# INSTRUCTIONS TO FOLLOW:
Copy each line that holds "Placebo".

Entries from a dataset:
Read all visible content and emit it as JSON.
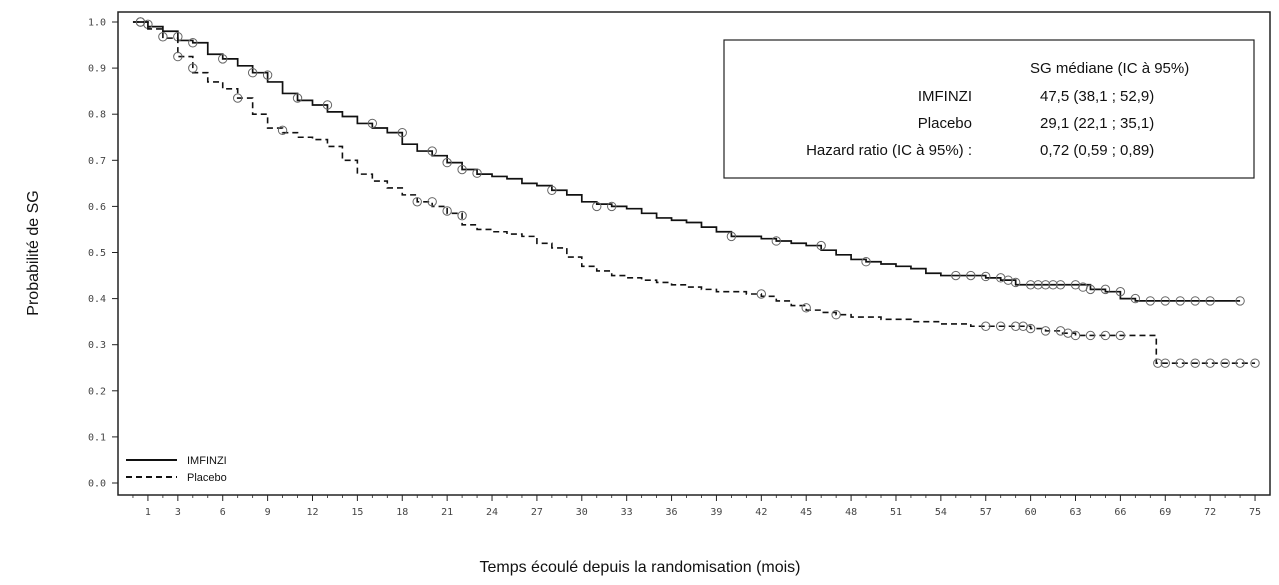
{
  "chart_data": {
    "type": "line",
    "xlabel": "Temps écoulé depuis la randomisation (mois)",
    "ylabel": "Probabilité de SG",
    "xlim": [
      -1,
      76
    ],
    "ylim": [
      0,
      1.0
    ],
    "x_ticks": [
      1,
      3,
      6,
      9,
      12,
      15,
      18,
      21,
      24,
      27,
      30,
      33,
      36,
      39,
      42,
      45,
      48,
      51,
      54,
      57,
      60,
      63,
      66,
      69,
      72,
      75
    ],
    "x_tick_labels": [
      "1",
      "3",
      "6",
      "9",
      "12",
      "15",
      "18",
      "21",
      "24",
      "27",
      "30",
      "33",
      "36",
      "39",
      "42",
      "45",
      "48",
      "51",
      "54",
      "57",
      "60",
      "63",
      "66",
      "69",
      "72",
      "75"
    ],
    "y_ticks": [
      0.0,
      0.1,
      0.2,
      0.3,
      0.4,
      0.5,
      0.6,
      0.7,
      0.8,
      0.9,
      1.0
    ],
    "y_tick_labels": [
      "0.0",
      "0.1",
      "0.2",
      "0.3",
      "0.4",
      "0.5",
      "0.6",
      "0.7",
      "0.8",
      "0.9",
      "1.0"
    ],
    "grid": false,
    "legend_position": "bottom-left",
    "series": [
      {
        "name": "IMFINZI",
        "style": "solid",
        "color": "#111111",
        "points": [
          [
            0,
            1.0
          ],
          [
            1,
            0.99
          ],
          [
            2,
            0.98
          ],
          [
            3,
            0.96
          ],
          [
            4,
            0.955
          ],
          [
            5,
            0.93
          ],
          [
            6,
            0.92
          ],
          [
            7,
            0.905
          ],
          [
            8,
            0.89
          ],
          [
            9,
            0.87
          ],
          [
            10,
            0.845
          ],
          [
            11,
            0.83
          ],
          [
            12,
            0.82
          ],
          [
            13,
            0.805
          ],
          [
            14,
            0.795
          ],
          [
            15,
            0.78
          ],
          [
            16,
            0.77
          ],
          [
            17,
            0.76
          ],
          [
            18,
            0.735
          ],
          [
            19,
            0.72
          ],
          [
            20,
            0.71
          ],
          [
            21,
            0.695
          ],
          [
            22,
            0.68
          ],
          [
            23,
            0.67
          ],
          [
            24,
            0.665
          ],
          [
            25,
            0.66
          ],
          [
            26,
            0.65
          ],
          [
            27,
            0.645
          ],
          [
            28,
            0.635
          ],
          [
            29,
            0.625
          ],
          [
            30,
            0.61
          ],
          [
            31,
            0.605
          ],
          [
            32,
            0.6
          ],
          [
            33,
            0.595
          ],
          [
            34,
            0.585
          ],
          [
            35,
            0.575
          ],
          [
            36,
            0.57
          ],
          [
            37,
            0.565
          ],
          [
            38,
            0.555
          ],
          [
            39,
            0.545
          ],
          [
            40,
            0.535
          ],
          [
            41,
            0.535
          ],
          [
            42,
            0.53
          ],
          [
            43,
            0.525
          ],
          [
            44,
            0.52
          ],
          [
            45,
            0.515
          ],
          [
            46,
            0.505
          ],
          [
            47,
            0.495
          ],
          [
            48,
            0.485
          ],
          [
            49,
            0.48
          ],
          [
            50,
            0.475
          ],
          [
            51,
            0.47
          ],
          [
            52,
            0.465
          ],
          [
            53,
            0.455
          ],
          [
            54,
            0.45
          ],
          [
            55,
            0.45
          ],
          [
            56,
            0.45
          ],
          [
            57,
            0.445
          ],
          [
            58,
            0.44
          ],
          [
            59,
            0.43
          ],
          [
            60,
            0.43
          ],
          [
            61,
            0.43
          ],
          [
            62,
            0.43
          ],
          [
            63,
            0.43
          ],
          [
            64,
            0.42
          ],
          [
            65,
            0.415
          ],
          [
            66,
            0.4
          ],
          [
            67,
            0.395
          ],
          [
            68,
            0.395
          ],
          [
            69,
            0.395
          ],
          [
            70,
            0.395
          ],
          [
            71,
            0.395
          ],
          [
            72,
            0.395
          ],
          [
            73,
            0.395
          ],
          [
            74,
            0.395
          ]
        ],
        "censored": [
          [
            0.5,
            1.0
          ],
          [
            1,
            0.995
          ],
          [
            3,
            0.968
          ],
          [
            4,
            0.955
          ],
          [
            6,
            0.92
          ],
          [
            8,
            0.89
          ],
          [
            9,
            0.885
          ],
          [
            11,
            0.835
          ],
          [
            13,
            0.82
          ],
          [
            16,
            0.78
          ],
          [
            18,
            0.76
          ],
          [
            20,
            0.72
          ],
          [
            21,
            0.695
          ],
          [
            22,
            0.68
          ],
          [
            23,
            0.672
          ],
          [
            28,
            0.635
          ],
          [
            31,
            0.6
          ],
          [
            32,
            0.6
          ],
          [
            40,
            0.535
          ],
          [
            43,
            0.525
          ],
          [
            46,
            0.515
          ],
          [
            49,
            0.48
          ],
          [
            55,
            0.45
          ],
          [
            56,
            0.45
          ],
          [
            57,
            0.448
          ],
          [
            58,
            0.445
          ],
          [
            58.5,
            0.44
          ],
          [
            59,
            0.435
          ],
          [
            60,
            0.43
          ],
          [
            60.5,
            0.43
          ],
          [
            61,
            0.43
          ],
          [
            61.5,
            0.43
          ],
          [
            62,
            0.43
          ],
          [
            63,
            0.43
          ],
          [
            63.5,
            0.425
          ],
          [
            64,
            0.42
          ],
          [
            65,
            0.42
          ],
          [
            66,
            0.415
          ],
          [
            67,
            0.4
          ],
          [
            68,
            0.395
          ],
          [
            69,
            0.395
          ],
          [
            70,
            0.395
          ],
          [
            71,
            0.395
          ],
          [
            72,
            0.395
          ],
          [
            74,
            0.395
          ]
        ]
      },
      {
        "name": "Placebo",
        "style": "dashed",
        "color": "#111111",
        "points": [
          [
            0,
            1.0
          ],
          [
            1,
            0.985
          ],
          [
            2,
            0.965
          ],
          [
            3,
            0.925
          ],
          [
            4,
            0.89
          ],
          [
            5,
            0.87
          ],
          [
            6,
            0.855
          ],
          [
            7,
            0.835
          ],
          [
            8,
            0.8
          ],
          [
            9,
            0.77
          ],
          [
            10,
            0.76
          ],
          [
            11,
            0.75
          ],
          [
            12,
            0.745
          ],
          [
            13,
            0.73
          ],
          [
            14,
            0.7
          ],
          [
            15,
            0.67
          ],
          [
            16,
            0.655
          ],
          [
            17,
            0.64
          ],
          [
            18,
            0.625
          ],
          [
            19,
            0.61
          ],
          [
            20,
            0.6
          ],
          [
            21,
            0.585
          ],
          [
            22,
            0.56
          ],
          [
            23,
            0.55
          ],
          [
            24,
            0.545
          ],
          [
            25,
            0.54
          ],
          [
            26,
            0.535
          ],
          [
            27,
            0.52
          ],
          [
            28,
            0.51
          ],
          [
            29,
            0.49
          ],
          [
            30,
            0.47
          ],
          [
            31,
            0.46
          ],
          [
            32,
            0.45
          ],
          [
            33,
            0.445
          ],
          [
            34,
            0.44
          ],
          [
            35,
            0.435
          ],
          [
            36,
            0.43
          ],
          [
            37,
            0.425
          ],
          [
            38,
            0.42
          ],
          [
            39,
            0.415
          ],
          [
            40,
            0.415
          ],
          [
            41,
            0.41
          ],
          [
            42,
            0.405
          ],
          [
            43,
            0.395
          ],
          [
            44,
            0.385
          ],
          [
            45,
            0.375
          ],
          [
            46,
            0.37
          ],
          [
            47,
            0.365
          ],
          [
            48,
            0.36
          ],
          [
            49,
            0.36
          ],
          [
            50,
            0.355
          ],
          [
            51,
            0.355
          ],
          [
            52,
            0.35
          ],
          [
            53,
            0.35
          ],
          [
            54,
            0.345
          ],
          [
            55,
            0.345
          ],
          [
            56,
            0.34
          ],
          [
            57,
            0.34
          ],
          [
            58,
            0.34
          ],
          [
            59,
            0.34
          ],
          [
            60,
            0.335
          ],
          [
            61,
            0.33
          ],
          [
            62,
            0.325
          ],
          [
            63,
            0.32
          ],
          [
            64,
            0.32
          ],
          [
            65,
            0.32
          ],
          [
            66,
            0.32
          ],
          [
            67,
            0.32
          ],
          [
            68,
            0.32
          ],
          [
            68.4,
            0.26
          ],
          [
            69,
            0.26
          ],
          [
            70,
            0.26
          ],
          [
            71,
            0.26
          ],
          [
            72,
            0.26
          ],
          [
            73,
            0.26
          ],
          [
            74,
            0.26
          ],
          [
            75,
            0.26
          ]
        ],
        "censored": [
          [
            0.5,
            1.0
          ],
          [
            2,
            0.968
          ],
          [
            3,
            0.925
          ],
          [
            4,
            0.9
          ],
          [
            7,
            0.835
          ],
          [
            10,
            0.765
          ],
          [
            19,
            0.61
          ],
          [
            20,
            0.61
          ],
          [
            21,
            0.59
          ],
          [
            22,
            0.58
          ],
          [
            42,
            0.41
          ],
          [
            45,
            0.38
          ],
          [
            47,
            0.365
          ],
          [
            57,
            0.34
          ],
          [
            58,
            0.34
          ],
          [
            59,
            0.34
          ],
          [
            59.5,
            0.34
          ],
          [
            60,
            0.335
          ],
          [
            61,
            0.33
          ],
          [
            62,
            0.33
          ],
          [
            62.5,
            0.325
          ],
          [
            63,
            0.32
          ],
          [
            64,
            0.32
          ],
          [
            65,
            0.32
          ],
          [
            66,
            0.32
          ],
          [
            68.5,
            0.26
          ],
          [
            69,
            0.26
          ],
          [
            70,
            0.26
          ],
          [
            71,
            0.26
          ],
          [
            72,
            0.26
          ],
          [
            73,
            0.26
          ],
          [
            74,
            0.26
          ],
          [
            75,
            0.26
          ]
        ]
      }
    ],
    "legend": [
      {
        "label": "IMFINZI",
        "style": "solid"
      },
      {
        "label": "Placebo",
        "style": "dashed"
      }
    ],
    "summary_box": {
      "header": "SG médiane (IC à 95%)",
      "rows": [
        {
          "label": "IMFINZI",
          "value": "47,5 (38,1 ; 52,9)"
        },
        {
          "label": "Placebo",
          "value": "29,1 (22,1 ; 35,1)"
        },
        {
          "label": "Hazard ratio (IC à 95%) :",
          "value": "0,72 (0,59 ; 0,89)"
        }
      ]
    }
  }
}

...

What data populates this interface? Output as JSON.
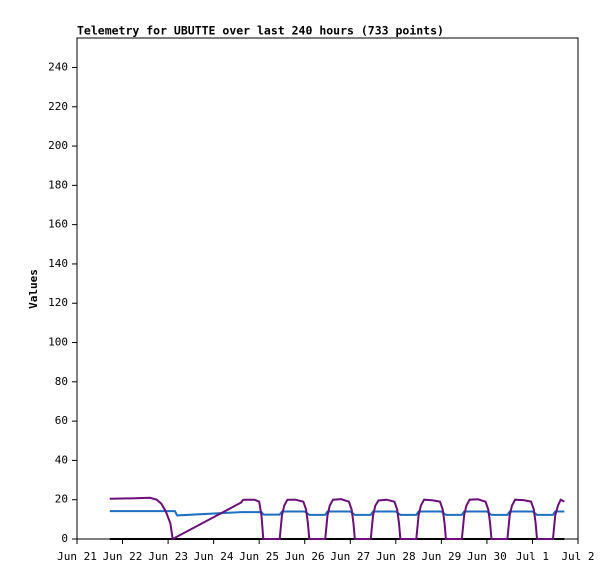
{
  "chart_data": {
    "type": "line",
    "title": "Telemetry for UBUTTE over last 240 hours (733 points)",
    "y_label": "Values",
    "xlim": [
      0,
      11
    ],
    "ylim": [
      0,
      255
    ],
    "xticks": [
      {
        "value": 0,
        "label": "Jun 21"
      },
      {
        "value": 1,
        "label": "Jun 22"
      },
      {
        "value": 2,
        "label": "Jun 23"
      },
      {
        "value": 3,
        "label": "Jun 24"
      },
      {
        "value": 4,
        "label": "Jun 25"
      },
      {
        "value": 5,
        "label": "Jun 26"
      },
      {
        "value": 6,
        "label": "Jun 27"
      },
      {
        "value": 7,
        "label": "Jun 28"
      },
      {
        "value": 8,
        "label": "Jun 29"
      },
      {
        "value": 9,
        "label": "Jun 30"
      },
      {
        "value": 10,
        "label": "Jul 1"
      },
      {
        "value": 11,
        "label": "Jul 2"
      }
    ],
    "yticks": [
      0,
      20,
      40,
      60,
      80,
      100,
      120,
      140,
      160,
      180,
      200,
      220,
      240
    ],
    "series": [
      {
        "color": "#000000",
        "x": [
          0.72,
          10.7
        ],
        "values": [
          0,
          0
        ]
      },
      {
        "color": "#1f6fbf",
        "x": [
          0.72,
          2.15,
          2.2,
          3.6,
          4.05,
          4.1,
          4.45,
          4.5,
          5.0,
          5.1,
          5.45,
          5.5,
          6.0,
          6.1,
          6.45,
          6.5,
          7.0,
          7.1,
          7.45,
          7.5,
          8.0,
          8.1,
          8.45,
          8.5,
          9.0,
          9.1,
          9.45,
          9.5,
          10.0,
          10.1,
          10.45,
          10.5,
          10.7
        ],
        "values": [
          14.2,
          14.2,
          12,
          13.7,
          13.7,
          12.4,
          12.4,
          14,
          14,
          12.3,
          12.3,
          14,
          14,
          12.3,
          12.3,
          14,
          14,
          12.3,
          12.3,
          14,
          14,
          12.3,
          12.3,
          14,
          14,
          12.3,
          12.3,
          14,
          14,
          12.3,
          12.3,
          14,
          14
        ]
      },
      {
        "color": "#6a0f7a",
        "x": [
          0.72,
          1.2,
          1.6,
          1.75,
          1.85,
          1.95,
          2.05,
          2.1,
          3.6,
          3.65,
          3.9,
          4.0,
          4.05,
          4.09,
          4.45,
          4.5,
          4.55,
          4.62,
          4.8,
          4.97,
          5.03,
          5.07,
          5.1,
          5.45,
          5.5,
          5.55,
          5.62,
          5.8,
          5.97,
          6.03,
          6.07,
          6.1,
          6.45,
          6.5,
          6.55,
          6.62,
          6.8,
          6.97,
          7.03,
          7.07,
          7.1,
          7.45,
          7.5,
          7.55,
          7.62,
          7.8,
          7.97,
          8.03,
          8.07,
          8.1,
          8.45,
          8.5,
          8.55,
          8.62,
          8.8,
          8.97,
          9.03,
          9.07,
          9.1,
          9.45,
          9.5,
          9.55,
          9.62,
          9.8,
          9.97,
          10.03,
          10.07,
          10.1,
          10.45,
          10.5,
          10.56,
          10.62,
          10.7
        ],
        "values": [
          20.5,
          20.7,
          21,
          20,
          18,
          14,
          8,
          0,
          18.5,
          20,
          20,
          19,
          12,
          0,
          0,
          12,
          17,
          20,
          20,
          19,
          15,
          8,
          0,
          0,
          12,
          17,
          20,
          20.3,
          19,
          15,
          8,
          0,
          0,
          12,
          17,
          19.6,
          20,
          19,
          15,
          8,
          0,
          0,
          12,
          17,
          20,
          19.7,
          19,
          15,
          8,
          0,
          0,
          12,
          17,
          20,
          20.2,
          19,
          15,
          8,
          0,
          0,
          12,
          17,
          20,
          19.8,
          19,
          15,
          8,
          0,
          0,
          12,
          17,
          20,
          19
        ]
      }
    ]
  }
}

# WRITTEN SOLUTION:
        "name": "Placebo",
        "label": "Placebo",
          "label": "Placebo",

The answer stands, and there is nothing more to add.